Material provided »
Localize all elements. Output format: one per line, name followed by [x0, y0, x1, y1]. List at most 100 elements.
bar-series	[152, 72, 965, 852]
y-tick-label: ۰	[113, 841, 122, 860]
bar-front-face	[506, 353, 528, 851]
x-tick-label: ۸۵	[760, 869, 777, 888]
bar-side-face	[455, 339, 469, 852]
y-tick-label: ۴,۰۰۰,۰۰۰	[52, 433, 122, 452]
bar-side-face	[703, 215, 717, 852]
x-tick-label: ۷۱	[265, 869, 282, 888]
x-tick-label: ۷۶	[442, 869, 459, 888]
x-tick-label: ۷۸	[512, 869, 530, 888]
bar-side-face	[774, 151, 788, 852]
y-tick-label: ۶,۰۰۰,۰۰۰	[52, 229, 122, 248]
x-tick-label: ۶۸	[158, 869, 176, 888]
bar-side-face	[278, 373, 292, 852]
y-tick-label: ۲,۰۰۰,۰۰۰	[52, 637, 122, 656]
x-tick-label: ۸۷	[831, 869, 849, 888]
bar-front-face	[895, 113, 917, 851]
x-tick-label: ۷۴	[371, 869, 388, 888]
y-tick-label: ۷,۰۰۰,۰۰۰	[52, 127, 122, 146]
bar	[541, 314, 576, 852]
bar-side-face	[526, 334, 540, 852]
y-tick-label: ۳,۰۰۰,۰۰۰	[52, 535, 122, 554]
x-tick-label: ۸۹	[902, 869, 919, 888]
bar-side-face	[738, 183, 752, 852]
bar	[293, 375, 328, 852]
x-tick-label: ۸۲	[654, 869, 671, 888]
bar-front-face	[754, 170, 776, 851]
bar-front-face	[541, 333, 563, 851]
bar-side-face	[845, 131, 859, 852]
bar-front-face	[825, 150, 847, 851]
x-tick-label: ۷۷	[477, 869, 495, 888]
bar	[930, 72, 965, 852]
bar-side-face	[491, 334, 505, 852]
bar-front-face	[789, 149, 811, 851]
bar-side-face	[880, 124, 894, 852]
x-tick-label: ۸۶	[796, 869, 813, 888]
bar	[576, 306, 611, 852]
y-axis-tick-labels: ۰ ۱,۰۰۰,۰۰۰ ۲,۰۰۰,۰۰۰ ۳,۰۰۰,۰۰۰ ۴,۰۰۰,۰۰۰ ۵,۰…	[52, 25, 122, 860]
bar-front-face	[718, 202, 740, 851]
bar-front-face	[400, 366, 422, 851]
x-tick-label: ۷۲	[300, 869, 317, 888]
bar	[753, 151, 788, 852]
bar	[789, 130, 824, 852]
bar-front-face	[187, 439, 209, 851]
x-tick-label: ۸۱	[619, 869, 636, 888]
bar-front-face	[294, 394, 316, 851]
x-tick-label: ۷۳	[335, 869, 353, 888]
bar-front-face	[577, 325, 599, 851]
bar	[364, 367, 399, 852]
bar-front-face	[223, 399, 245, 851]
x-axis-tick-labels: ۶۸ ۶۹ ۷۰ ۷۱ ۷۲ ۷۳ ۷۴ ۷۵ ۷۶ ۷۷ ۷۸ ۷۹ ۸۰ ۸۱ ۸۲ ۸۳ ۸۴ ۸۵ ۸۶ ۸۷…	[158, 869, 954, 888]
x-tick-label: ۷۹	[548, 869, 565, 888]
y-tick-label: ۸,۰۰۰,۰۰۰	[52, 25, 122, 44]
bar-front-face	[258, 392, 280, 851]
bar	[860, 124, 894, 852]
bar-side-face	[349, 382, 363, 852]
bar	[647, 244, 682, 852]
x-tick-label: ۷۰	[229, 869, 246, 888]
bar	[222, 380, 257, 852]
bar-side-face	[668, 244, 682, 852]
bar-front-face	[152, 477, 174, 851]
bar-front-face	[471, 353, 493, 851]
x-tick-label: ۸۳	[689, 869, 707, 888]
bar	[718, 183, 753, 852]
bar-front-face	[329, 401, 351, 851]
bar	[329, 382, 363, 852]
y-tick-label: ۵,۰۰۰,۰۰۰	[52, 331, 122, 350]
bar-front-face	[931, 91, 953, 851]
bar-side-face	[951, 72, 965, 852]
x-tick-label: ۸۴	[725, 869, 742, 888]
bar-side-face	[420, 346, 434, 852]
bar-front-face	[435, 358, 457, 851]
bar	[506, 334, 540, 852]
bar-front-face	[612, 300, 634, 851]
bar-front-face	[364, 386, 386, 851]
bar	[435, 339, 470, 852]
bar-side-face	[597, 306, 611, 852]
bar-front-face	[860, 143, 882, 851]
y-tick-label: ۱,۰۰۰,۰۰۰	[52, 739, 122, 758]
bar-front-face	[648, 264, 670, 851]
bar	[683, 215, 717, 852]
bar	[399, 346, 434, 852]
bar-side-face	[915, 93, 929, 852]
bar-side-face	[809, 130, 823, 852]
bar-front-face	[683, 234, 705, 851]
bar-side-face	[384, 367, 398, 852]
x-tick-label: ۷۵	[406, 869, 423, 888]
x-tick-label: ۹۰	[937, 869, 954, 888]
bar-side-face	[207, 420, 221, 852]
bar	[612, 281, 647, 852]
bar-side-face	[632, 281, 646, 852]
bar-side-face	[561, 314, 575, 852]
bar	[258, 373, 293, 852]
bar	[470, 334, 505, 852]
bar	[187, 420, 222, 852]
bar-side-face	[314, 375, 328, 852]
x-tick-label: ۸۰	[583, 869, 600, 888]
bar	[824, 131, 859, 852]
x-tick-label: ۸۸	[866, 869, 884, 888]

Set task »
Return every line of the records above that contains the string "axis", matching case exactly.

Output of the exercise »
y-axis-tick-labels: ۰ ۱,۰۰۰,۰۰۰ ۲,۰۰۰,۰۰۰ ۳,۰۰۰,۰۰۰ ۴,۰۰۰,۰۰۰ ۵,۰…	[52, 25, 122, 860]
x-axis-tick-labels: ۶۸ ۶۹ ۷۰ ۷۱ ۷۲ ۷۳ ۷۴ ۷۵ ۷۶ ۷۷ ۷۸ ۷۹ ۸۰ ۸۱ ۸۲ ۸۳ ۸۴ ۸۵ ۸۶ ۸۷…	[158, 869, 954, 888]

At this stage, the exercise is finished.